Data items
□ □ □ □ □

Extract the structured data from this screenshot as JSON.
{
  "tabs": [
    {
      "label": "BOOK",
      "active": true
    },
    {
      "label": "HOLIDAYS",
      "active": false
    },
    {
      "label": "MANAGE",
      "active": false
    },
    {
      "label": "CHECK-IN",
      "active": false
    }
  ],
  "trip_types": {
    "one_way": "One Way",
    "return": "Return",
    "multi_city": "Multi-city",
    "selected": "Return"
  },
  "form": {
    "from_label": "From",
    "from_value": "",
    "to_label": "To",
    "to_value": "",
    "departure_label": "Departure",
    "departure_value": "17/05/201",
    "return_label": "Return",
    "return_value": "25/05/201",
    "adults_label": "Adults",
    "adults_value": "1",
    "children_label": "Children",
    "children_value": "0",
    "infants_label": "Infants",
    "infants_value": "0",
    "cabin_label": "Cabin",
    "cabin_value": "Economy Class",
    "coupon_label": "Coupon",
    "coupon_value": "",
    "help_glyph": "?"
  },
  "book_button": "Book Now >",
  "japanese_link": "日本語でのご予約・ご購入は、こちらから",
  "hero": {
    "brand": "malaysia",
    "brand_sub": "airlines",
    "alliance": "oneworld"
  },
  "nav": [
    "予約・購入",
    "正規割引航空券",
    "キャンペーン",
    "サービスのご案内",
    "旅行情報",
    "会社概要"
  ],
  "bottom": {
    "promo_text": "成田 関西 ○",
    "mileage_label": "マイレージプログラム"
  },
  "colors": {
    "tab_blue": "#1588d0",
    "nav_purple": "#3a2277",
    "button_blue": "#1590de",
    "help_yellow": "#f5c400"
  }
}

□ □ □ □ □

Your instructions ▸
Write out the material from the first line to the last, exactly.

Exercise response ▸
Extract the structured data from this screenshot as JSON.
{
  "tabs": [
    {
      "label": "BOOK",
      "active": true
    },
    {
      "label": "HOLIDAYS",
      "active": false
    },
    {
      "label": "MANAGE",
      "active": false
    },
    {
      "label": "CHECK-IN",
      "active": false
    }
  ],
  "trip_types": {
    "one_way": "One Way",
    "return": "Return",
    "multi_city": "Multi-city",
    "selected": "Return"
  },
  "form": {
    "from_label": "From",
    "from_value": "",
    "to_label": "To",
    "to_value": "",
    "departure_label": "Departure",
    "departure_value": "17/05/201",
    "return_label": "Return",
    "return_value": "25/05/201",
    "adults_label": "Adults",
    "adults_value": "1",
    "children_label": "Children",
    "children_value": "0",
    "infants_label": "Infants",
    "infants_value": "0",
    "cabin_label": "Cabin",
    "cabin_value": "Economy Class",
    "coupon_label": "Coupon",
    "coupon_value": "",
    "help_glyph": "?"
  },
  "book_button": "Book Now >",
  "japanese_link": "日本語でのご予約・ご購入は、こちらから",
  "hero": {
    "brand": "malaysia",
    "brand_sub": "airlines",
    "alliance": "oneworld"
  },
  "nav": [
    "予約・購入",
    "正規割引航空券",
    "キャンペーン",
    "サービスのご案内",
    "旅行情報",
    "会社概要"
  ],
  "bottom": {
    "promo_text": "成田 関西 ○",
    "mileage_label": "マイレージプログラム"
  },
  "colors": {
    "tab_blue": "#1588d0",
    "nav_purple": "#3a2277",
    "button_blue": "#1590de",
    "help_yellow": "#f5c400"
  }
}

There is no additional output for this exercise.